- **Work instructions**: Where the data below has the string "title", return the whole line.
--- Records to use ---
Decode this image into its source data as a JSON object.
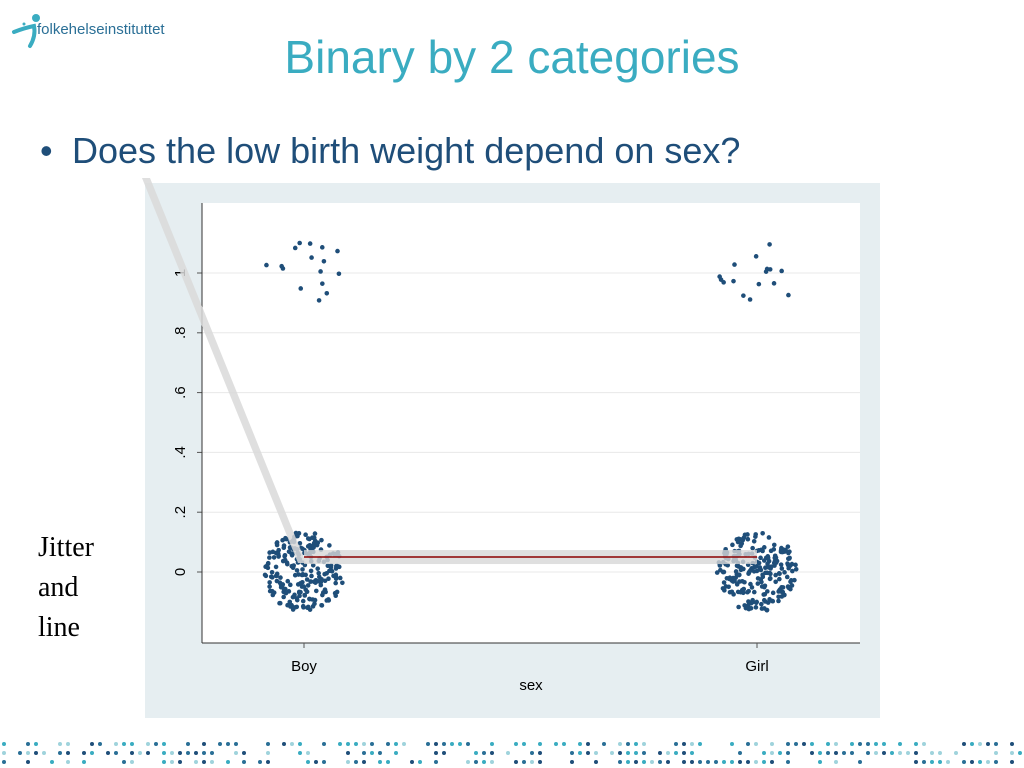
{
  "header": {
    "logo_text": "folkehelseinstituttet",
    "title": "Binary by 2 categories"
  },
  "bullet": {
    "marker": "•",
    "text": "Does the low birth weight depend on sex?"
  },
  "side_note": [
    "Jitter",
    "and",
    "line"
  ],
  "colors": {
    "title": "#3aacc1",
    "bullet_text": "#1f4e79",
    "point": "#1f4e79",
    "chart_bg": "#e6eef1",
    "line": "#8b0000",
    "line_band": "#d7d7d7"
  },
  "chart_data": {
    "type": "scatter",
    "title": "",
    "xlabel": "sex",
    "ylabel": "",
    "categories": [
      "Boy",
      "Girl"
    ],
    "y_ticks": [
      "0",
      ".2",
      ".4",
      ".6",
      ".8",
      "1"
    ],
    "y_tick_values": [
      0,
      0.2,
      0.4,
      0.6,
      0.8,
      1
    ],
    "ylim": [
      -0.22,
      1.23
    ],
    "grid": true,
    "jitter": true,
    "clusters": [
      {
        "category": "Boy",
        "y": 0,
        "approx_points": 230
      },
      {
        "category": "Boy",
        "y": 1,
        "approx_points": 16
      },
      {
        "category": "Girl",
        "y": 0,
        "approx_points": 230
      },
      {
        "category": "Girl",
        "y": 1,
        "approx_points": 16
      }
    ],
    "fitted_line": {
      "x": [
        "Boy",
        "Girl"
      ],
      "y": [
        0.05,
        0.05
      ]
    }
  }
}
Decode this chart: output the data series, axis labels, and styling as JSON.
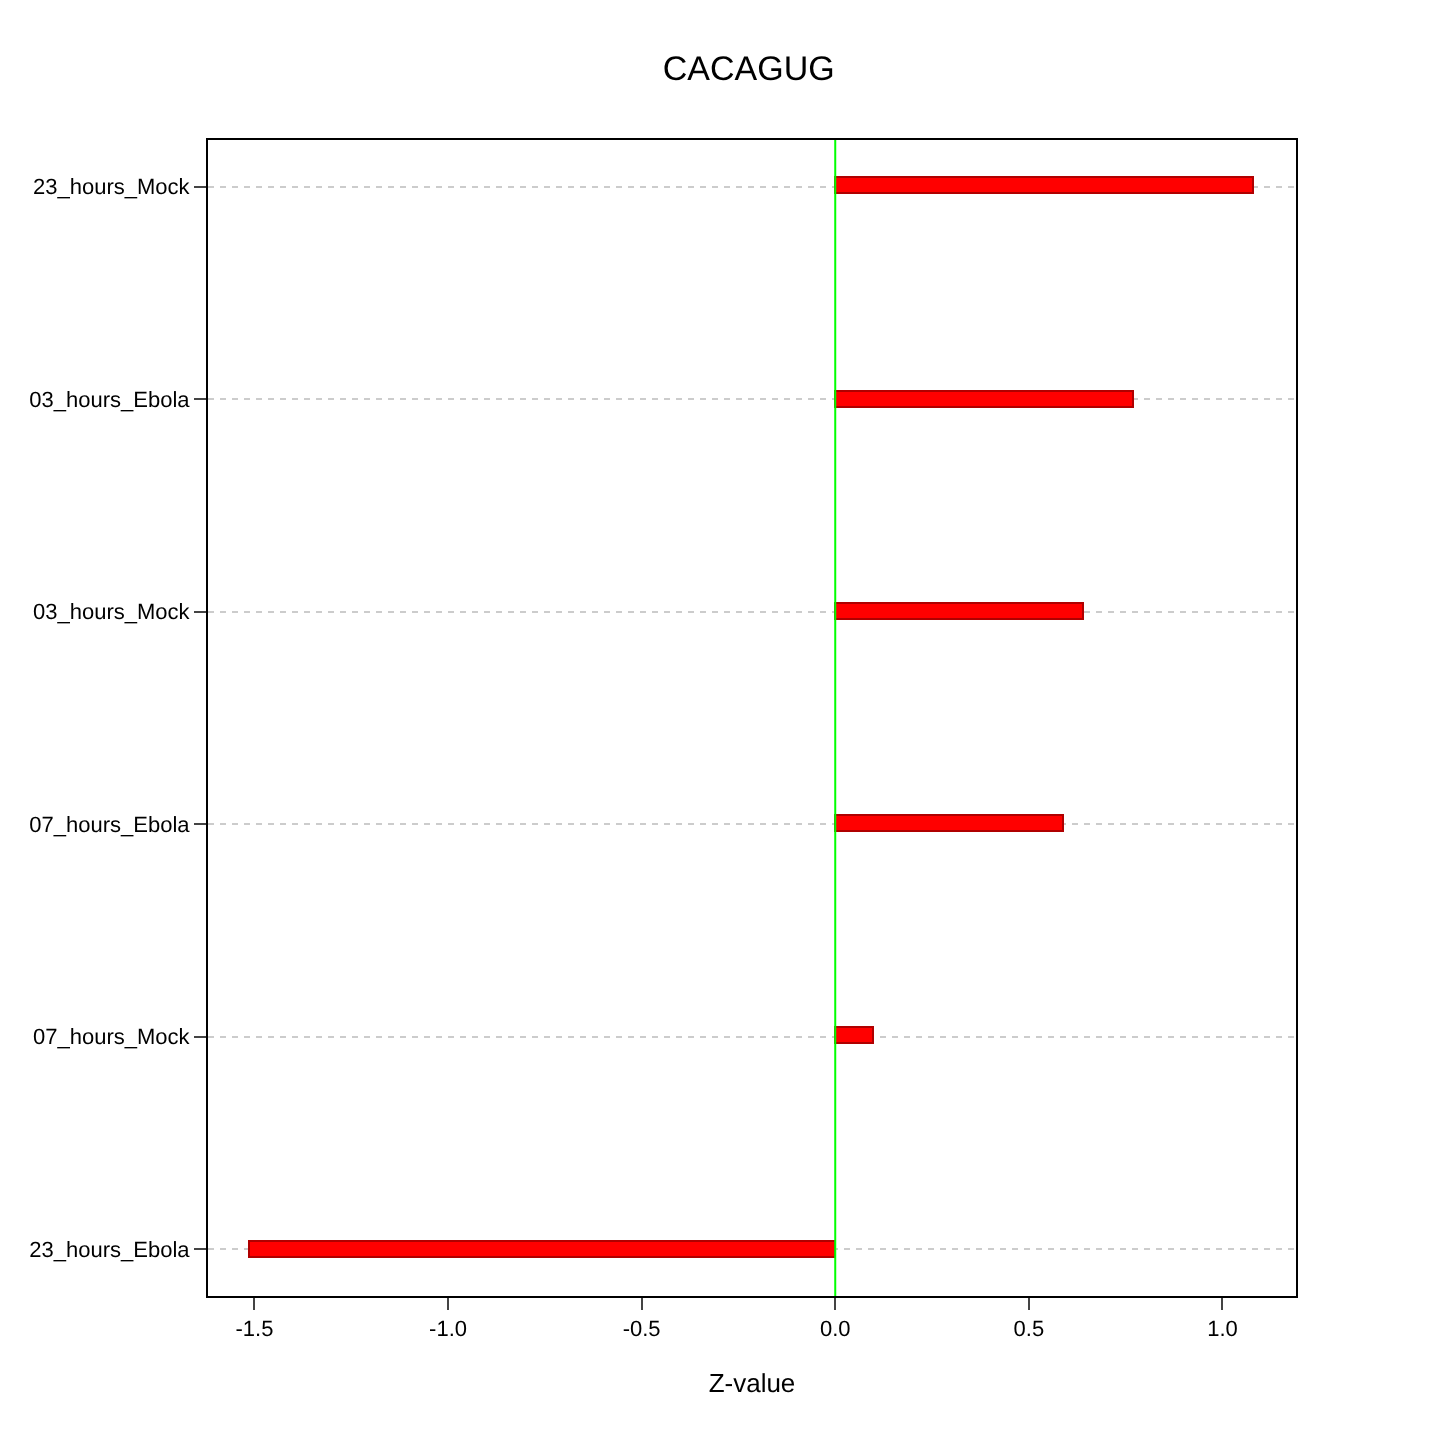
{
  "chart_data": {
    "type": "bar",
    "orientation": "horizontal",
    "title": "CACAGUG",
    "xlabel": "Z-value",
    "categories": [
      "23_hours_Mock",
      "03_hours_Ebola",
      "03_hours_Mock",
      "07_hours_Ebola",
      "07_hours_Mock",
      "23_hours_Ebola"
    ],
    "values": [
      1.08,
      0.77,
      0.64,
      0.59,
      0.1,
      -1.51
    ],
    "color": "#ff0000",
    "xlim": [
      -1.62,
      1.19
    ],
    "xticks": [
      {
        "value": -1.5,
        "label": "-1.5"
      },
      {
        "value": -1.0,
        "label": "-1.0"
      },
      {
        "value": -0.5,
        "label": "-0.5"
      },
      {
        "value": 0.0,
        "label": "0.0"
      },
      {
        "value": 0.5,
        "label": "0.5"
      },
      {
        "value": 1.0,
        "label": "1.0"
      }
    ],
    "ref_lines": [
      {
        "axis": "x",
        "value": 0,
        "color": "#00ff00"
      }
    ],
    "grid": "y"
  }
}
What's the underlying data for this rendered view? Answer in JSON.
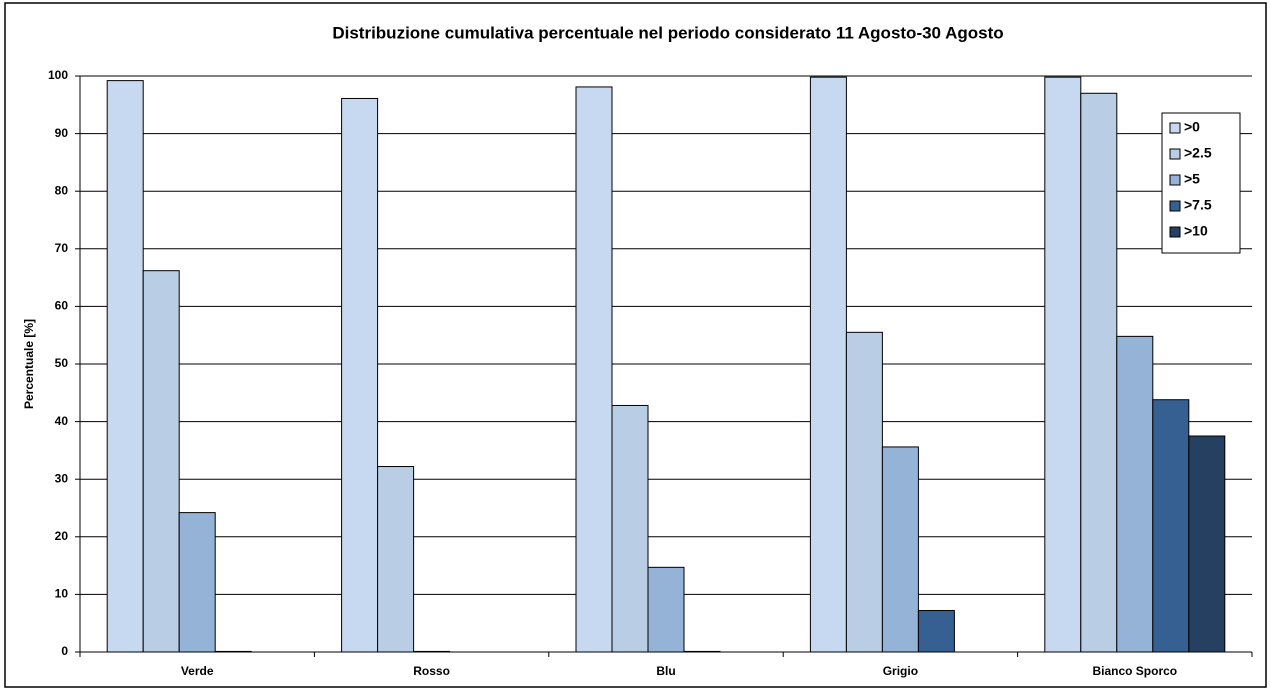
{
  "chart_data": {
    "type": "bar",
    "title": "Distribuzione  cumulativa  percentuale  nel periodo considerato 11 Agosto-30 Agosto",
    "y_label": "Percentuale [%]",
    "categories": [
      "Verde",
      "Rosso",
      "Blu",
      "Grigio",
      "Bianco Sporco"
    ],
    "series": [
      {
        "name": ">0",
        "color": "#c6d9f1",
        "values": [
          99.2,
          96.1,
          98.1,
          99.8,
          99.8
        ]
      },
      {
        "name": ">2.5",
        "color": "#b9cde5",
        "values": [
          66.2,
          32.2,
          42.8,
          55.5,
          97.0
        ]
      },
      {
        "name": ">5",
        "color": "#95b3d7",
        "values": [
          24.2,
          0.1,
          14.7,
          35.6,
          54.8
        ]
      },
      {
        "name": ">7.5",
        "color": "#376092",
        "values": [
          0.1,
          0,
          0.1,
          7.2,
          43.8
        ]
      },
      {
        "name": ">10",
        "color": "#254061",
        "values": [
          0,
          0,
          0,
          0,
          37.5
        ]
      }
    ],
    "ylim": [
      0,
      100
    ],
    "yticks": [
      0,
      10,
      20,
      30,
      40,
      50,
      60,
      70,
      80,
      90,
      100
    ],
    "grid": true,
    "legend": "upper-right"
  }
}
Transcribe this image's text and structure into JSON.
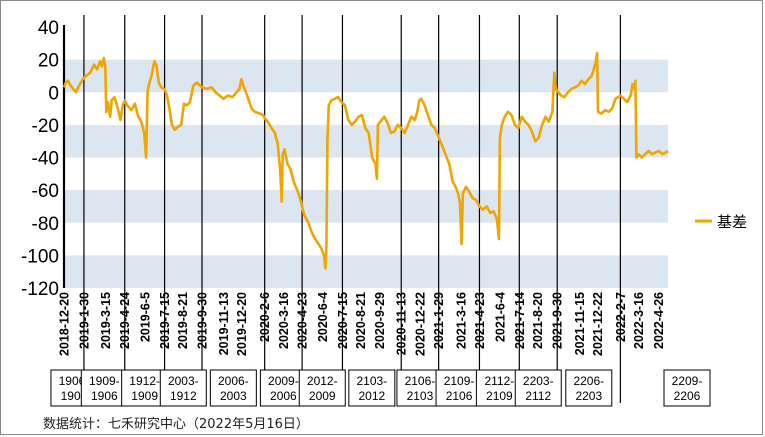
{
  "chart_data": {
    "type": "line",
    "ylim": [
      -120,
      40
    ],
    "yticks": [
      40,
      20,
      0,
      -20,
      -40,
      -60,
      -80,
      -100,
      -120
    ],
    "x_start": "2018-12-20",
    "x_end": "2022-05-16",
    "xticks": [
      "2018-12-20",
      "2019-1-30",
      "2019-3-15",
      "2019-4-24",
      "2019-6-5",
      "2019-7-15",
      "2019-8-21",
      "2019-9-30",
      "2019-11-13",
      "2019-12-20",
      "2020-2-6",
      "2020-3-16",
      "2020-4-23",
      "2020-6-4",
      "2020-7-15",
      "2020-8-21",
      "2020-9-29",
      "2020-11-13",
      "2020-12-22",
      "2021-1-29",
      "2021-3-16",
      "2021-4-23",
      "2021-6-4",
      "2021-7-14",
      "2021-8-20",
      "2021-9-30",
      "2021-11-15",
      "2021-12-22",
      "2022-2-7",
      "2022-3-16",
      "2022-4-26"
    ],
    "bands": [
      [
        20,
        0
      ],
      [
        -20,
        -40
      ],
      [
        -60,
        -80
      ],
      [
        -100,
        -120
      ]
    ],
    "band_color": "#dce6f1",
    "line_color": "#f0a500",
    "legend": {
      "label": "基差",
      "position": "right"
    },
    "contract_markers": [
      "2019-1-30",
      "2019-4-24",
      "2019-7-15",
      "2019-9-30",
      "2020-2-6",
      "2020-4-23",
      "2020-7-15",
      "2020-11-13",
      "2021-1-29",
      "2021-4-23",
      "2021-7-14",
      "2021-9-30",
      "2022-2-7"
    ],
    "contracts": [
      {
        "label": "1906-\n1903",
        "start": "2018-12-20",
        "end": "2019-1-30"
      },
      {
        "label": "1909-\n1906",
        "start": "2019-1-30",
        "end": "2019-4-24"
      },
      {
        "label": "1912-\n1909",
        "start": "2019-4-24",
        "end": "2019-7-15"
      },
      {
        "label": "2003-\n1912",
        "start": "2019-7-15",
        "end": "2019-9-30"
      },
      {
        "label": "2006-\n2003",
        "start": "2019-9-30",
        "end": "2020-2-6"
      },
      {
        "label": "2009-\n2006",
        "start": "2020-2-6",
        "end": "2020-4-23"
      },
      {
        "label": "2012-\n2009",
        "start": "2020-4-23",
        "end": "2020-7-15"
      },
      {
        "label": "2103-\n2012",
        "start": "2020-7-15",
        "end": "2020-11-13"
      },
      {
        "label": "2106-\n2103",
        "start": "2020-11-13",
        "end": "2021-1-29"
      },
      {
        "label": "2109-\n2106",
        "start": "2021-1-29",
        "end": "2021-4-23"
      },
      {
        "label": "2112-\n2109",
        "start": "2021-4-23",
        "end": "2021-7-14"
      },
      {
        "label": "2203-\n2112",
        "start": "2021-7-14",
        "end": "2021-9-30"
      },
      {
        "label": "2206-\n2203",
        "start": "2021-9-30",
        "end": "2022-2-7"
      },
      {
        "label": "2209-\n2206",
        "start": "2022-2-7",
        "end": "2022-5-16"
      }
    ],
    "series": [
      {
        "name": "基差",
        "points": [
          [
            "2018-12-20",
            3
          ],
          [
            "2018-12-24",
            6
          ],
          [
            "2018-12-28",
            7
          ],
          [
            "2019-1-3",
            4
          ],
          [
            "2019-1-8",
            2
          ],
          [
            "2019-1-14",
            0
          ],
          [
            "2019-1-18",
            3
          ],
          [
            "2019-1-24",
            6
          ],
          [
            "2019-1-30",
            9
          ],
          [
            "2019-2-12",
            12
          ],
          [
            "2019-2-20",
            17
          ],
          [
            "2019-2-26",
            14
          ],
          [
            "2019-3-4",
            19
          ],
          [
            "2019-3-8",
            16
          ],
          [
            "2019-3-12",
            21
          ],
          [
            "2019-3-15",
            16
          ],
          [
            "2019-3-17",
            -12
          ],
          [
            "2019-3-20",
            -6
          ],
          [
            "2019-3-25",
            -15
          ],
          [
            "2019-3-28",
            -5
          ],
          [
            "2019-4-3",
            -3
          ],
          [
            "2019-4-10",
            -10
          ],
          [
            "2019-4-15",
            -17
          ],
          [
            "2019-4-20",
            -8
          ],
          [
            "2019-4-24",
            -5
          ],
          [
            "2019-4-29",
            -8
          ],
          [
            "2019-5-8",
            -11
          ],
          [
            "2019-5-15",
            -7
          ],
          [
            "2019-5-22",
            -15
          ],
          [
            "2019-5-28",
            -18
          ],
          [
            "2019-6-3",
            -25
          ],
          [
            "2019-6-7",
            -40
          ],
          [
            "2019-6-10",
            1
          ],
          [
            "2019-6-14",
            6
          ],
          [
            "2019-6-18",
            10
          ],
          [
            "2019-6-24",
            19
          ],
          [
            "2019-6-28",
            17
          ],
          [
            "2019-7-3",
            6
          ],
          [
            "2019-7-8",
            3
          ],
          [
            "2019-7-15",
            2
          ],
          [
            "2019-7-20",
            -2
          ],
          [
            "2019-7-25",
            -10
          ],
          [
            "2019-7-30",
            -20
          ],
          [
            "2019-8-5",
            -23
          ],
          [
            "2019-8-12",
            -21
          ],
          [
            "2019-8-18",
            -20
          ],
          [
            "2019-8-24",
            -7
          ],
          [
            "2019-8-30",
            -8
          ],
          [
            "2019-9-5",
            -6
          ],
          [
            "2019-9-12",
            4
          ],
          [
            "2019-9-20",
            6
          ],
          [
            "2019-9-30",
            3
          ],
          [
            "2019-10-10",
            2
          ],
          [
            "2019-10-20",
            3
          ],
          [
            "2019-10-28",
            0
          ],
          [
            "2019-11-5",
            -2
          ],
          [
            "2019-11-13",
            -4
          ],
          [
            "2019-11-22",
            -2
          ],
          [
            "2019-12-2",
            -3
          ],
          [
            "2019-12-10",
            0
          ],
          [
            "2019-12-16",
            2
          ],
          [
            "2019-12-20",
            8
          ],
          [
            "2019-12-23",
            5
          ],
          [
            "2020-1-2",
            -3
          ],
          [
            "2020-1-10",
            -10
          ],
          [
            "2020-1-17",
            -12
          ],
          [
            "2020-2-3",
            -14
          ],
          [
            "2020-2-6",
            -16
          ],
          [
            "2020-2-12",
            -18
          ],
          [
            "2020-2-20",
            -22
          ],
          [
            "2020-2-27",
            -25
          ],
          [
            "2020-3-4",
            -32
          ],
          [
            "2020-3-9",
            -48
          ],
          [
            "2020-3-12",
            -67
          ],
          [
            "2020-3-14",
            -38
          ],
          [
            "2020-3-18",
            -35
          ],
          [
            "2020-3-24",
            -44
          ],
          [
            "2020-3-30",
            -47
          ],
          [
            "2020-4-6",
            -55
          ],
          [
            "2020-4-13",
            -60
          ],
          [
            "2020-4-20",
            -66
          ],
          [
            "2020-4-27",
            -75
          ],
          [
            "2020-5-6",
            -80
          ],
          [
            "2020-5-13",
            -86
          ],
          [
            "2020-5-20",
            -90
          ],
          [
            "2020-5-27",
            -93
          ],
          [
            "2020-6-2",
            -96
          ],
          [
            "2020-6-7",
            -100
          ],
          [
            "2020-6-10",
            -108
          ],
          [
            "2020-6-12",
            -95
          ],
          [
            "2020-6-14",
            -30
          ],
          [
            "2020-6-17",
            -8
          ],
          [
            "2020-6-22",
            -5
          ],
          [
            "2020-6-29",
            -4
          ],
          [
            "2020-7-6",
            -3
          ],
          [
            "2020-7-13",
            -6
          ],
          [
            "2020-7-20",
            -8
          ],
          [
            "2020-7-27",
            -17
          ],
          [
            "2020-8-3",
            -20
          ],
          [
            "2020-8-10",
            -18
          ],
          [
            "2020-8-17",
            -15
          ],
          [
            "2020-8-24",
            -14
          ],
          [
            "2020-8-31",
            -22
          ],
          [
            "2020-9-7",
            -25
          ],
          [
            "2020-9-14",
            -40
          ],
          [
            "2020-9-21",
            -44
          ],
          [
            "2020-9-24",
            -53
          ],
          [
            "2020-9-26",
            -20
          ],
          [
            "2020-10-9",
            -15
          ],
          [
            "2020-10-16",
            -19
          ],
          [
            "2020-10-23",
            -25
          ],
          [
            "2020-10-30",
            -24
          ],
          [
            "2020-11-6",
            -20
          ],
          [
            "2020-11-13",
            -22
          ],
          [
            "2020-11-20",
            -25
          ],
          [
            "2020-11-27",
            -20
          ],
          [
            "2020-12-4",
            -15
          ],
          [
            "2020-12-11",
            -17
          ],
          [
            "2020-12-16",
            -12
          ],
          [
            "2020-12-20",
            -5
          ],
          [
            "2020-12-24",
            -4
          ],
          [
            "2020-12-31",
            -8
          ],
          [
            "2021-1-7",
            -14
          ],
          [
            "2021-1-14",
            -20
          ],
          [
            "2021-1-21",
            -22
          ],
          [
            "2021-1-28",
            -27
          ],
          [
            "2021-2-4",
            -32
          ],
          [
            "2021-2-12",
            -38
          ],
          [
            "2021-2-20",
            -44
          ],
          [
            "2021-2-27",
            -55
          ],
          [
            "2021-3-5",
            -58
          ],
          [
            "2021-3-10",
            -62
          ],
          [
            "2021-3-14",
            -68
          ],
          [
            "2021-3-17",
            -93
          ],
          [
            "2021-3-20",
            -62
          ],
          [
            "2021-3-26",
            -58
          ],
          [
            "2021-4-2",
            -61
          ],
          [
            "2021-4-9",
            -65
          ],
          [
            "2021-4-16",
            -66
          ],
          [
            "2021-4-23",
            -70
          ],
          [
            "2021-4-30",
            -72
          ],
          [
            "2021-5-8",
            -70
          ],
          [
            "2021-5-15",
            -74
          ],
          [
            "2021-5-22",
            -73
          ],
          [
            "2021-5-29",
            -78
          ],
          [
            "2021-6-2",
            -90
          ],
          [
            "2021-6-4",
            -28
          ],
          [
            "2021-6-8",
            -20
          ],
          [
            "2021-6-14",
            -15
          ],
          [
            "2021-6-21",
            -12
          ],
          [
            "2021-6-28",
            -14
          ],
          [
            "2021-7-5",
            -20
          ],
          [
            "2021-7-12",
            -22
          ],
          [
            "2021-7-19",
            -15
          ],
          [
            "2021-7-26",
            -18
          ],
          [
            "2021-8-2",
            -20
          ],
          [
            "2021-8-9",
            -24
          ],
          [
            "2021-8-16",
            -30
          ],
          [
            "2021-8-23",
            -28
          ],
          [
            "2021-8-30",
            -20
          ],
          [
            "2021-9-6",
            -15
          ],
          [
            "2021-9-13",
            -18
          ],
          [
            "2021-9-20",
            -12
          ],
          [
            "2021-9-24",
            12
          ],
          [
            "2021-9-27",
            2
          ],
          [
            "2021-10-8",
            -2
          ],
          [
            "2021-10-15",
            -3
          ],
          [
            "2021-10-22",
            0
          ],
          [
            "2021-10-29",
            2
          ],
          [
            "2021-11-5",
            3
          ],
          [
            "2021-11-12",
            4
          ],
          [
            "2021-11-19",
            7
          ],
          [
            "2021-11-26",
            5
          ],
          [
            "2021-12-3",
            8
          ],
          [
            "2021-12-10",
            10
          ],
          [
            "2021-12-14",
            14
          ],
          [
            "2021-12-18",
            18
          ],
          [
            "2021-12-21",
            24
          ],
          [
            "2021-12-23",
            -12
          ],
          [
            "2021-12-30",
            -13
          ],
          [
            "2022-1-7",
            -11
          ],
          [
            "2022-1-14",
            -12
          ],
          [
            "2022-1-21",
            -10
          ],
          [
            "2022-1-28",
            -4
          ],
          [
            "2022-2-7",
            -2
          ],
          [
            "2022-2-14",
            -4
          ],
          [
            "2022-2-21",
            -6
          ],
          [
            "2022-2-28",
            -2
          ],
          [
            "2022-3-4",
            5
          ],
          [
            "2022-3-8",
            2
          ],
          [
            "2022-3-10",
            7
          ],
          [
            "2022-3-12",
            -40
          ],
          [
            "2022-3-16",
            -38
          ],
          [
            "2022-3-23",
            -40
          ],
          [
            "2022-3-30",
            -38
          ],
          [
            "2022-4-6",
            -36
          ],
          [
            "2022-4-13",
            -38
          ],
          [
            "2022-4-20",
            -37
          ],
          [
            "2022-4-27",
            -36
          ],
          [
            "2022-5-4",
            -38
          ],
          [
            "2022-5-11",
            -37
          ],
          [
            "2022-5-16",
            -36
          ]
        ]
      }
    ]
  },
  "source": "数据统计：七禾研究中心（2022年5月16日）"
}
---
- **Correct response**:
    "title": "Binary by 2 categories"
    "title": "#3aacc1",
    "title": "",
    "title": "CACAGUG",
    "title": "Distribuzione  cumulativa  percentuale  nel periodo considerato 11 Agosto-30 Agosto",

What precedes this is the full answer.